§ **GOAL**: Write out the whole listing exactly as it stands.

§ **PROVIDED DATA**:
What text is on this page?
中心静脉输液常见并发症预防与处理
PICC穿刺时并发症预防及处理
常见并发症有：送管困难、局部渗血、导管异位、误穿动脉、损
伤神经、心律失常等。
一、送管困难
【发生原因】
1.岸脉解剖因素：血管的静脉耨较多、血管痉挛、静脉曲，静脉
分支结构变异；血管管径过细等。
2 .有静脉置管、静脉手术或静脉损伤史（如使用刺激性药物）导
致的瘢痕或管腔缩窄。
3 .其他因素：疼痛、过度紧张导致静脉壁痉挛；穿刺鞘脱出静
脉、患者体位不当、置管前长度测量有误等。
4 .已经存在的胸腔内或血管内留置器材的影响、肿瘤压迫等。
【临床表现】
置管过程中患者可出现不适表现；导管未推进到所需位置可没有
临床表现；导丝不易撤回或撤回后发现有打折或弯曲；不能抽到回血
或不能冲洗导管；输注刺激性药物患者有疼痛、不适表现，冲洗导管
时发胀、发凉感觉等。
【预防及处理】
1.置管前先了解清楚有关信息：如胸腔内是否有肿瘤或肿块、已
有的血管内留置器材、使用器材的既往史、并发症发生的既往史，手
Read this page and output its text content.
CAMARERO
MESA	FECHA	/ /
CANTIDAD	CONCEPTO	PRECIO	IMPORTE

§ **SOLUTION TO THE EXERCISE**:
What text is on this page?
中心静脉输液常见并发症预防与处理
PICC穿刺时并发症预防及处理
常见并发症有：送管困难、局部渗血、导管异位、误穿动脉、损
伤神经、心律失常等。
一、送管困难
【发生原因】
1.岸脉解剖因素：血管的静脉耨较多、血管痉挛、静脉曲，静脉
分支结构变异；血管管径过细等。
2 .有静脉置管、静脉手术或静脉损伤史（如使用刺激性药物）导
致的瘢痕或管腔缩窄。
3 .其他因素：疼痛、过度紧张导致静脉壁痉挛；穿刺鞘脱出静
脉、患者体位不当、置管前长度测量有误等。
4 .已经存在的胸腔内或血管内留置器材的影响、肿瘤压迫等。
【临床表现】
置管过程中患者可出现不适表现；导管未推进到所需位置可没有
临床表现；导丝不易撤回或撤回后发现有打折或弯曲；不能抽到回血
或不能冲洗导管；输注刺激性药物患者有疼痛、不适表现，冲洗导管
时发胀、发凉感觉等。
【预防及处理】
1.置管前先了解清楚有关信息：如胸腔内是否有肿瘤或肿块、已
有的血管内留置器材、使用器材的既往史、并发症发生的既往史，手
Read this page and output its text content.
CAMARERO
MESA	FECHA	/ /
CANTIDAD	CONCEPTO	PRECIO	IMPORTE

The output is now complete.